[DATA FOR PROCESSING]
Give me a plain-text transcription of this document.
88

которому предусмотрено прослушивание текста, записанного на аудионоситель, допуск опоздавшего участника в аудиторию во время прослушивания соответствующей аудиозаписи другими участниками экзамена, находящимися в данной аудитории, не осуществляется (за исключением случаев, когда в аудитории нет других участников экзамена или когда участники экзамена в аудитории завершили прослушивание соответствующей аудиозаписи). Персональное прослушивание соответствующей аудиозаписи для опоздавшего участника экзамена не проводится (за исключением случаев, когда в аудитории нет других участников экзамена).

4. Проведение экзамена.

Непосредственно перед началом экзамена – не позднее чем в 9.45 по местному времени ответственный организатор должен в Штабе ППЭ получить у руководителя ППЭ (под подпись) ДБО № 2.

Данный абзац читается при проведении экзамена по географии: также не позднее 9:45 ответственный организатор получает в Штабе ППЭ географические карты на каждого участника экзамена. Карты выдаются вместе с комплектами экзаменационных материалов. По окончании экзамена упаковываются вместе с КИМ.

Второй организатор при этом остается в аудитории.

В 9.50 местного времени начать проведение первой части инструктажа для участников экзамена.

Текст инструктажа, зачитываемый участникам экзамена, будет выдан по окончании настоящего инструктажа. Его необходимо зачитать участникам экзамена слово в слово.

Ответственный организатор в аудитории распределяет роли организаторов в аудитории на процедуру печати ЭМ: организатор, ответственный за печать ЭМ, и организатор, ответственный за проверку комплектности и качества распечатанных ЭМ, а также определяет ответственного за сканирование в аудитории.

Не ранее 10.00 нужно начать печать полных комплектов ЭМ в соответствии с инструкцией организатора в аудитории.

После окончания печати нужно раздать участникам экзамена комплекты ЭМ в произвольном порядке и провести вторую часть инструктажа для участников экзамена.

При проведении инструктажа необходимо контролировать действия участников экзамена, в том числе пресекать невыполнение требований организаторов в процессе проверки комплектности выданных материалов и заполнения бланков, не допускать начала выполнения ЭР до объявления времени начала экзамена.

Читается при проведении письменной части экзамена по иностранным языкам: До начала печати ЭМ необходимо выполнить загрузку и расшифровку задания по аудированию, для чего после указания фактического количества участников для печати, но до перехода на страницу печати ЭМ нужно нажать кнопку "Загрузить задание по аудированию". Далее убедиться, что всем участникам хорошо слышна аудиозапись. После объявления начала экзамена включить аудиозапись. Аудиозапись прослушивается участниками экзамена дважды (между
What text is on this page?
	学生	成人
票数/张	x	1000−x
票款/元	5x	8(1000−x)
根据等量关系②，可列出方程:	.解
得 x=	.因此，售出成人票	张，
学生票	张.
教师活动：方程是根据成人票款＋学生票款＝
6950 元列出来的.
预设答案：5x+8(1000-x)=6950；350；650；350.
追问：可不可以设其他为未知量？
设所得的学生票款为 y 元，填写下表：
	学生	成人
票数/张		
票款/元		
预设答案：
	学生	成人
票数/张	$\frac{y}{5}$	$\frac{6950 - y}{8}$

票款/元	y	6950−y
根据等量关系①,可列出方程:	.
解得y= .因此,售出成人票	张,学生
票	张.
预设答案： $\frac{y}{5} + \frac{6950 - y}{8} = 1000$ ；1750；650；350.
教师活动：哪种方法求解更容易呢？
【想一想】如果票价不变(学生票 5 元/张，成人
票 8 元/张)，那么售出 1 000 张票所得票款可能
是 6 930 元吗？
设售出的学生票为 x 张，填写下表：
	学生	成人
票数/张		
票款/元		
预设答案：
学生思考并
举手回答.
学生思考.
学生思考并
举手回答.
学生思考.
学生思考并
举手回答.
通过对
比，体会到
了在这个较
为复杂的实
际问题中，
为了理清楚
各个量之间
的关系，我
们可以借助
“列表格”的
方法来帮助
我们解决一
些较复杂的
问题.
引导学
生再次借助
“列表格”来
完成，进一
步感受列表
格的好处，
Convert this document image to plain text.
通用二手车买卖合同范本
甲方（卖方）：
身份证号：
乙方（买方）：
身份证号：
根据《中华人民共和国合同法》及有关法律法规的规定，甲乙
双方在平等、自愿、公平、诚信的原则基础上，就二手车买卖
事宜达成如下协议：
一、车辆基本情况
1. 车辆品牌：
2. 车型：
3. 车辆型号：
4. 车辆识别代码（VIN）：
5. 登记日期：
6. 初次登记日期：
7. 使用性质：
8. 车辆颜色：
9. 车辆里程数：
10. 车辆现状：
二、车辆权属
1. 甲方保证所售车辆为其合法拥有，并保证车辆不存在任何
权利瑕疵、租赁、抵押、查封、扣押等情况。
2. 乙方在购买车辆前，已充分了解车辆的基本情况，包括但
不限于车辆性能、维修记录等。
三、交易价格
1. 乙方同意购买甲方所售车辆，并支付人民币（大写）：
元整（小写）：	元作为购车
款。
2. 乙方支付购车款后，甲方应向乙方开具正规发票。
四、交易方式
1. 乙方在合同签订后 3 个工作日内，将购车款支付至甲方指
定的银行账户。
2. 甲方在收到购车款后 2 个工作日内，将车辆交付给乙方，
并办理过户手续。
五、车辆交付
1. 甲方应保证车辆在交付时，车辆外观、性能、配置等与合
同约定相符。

[TASK DIRECTIONS]
Scan the lines for the string "начать". Copy out each line that matches.

[RESPONSE]
В 9.50 местного времени начать проведение первой части инструктажа для участников экзамена.
Не ранее 10.00 нужно начать печать полных комплектов ЭМ в соответствии с инструкцией организатора в аудитории.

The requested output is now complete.